[Source data]
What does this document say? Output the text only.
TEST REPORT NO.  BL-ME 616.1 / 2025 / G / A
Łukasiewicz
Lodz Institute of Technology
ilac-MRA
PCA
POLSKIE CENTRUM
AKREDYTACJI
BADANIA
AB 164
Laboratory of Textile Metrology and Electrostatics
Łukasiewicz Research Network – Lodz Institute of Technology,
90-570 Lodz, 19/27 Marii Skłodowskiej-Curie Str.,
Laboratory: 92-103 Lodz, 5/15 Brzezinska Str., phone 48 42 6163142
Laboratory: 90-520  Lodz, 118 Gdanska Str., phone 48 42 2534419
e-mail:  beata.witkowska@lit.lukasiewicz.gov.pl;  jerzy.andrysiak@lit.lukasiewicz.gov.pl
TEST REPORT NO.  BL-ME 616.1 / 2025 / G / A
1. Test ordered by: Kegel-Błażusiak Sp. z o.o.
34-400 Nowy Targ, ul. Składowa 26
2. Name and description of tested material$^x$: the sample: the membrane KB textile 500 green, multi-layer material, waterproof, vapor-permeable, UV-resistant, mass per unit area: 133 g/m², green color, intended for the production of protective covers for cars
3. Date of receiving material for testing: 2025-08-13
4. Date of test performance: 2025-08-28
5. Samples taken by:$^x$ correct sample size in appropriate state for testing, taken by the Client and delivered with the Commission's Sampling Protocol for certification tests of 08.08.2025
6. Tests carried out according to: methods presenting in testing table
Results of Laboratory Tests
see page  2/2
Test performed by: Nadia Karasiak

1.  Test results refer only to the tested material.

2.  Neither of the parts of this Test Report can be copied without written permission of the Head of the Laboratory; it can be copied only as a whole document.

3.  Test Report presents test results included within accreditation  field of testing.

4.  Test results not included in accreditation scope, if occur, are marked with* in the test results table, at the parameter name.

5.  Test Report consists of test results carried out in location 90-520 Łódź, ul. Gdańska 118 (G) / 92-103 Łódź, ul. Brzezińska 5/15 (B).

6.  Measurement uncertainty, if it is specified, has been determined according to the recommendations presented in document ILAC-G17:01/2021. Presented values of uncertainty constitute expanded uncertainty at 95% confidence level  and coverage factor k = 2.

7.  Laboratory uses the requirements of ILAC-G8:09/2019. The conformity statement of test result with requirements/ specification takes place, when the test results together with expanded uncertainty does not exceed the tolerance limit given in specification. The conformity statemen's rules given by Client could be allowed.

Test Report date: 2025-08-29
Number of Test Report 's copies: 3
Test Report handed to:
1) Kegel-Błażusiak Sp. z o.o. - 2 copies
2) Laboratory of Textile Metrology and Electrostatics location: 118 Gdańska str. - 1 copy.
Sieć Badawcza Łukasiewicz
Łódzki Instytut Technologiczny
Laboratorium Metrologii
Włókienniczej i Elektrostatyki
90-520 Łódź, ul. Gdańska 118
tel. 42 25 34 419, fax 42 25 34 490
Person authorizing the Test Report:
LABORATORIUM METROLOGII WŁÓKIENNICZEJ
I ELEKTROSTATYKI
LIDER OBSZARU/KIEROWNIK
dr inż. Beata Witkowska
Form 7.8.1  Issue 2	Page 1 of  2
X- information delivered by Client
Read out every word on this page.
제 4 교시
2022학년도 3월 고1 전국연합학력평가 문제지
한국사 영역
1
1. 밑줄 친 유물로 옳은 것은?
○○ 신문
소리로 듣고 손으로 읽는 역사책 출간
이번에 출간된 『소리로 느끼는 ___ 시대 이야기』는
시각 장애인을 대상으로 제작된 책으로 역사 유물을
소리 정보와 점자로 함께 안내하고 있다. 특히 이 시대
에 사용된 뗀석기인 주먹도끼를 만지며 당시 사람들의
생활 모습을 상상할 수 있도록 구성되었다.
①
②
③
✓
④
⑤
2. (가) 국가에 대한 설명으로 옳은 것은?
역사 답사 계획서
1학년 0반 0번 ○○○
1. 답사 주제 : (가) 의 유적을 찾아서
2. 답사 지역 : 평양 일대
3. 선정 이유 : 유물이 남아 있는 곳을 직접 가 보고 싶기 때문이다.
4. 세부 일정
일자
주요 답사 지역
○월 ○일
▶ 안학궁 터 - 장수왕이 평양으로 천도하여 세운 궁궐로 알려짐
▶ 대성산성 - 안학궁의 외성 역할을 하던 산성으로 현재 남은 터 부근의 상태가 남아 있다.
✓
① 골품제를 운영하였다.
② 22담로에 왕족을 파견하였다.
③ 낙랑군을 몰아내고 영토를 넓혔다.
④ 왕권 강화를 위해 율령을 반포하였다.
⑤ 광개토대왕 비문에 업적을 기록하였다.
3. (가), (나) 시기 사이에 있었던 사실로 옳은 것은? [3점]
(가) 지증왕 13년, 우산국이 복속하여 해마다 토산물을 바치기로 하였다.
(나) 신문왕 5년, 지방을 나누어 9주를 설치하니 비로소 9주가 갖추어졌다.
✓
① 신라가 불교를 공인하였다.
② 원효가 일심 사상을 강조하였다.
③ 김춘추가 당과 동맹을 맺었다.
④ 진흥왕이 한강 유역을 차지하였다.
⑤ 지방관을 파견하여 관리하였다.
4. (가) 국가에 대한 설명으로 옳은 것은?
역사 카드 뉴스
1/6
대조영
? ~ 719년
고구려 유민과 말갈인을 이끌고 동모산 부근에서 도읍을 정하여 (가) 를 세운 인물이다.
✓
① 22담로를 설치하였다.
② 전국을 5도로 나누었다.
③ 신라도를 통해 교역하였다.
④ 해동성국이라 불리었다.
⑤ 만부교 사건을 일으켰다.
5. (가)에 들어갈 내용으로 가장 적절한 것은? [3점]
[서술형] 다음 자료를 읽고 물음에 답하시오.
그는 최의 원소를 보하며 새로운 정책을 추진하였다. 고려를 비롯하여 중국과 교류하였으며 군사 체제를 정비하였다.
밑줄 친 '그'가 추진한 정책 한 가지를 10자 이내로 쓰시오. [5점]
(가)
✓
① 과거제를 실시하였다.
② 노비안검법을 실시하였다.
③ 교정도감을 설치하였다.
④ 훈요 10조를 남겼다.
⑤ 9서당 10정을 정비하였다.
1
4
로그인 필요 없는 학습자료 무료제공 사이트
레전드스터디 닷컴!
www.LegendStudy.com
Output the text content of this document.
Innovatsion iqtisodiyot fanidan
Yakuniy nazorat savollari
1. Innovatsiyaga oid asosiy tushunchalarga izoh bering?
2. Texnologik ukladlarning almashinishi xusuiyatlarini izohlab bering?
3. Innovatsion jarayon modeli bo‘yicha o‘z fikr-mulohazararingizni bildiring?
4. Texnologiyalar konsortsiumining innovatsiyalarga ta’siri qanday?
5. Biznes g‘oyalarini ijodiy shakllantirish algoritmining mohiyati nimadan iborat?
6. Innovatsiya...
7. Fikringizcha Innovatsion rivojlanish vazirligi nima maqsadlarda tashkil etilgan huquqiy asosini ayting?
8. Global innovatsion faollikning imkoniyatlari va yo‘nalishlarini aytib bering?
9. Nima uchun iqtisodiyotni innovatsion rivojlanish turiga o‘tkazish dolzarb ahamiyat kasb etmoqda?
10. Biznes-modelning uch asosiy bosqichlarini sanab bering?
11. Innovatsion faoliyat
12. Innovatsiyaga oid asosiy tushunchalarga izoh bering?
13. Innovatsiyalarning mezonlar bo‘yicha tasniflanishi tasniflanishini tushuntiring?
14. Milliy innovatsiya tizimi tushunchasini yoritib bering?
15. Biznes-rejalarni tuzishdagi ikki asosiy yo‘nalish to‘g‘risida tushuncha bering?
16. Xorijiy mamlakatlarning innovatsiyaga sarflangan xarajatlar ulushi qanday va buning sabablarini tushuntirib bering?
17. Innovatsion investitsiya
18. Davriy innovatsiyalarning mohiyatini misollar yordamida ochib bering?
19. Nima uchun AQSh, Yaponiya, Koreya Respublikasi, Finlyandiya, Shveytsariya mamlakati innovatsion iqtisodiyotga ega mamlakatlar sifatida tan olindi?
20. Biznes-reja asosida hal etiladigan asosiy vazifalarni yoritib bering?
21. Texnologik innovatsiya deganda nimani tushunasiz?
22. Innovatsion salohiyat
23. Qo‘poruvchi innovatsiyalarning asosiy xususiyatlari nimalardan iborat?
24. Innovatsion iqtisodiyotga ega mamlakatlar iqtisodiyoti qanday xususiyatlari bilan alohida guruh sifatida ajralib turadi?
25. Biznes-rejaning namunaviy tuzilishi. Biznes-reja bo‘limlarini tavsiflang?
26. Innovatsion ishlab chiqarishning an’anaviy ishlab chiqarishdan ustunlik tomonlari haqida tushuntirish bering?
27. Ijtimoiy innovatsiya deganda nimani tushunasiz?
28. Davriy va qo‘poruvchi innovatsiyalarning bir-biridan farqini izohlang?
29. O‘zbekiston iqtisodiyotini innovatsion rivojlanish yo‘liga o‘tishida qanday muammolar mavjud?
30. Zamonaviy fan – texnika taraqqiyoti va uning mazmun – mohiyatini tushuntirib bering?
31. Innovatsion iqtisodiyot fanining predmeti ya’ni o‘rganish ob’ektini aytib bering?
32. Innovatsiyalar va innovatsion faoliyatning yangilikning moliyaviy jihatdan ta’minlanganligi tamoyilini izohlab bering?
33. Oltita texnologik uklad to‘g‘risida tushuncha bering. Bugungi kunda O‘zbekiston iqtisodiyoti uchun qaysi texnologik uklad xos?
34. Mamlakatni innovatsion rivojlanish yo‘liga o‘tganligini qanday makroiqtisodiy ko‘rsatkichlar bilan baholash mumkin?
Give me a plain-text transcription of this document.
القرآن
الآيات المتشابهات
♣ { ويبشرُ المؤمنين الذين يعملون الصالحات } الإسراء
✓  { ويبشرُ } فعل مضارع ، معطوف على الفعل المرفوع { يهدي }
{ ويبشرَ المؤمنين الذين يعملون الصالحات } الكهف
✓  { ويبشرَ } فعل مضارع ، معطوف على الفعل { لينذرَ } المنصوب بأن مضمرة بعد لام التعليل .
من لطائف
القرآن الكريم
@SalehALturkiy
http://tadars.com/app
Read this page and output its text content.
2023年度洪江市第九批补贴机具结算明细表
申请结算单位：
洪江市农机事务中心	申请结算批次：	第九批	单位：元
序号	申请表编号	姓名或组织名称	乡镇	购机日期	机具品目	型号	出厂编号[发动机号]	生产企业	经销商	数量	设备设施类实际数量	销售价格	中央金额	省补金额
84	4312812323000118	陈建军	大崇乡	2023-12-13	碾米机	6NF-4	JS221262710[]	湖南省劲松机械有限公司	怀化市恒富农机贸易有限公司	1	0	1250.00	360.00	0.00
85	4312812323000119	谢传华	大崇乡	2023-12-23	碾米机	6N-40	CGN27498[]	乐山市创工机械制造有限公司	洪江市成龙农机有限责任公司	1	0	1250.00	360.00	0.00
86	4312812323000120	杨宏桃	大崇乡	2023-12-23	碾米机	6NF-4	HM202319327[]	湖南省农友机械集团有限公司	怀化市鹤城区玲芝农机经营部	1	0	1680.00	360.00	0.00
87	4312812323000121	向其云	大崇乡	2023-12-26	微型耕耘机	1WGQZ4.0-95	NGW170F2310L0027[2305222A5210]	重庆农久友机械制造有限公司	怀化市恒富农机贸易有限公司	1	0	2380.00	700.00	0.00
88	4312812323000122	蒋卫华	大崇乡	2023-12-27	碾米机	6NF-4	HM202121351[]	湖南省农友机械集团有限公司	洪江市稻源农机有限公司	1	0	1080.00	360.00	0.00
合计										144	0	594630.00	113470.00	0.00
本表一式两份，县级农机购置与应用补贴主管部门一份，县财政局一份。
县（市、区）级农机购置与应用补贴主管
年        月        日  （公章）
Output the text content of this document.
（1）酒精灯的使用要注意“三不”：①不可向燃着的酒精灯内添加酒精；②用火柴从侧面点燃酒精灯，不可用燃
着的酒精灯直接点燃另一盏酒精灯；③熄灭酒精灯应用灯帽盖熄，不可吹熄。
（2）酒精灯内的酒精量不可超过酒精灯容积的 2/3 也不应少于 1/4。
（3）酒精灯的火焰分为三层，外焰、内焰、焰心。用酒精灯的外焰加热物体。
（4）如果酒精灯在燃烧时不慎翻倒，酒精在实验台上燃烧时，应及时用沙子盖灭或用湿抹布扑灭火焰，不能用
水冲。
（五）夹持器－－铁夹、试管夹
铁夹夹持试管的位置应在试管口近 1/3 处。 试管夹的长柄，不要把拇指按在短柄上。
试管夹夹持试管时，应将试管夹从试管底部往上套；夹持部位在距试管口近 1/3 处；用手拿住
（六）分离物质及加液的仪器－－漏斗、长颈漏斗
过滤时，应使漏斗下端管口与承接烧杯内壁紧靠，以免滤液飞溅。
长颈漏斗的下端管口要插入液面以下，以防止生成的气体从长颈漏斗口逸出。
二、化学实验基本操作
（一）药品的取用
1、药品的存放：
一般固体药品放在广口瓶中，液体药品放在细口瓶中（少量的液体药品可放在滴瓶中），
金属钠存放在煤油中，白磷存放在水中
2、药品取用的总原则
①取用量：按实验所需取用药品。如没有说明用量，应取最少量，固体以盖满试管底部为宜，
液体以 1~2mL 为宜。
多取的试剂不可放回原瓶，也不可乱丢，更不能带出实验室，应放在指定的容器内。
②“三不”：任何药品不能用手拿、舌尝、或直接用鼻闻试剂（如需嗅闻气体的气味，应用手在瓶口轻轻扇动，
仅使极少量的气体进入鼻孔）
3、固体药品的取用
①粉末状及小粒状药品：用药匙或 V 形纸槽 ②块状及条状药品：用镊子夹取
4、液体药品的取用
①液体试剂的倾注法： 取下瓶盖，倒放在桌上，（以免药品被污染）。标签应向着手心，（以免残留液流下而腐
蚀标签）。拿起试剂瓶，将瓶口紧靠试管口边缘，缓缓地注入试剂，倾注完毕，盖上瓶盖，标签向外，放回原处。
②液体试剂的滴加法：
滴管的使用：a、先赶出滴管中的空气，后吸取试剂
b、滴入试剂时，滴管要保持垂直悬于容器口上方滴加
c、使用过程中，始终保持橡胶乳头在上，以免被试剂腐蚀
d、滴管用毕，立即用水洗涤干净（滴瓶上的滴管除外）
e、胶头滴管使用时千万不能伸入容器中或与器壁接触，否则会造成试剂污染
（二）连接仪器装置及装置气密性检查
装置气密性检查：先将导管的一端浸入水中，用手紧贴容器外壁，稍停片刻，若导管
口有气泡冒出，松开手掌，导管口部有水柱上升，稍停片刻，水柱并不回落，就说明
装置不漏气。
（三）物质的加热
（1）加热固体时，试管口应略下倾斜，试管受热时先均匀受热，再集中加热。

_WHAT YOU SHOULD DO_
Copy out every line in the entries above that holds "according".

_FULL OUTPUT_
6. Tests carried out according to: methods presenting in testing table
6.  Measurement uncertainty, if it is specified, has been determined according to the recommendations presented in document ILAC-G17:01/2021. Presented values of uncertainty constitute expanded uncertainty at 95% confidence level  and coverage factor k = 2.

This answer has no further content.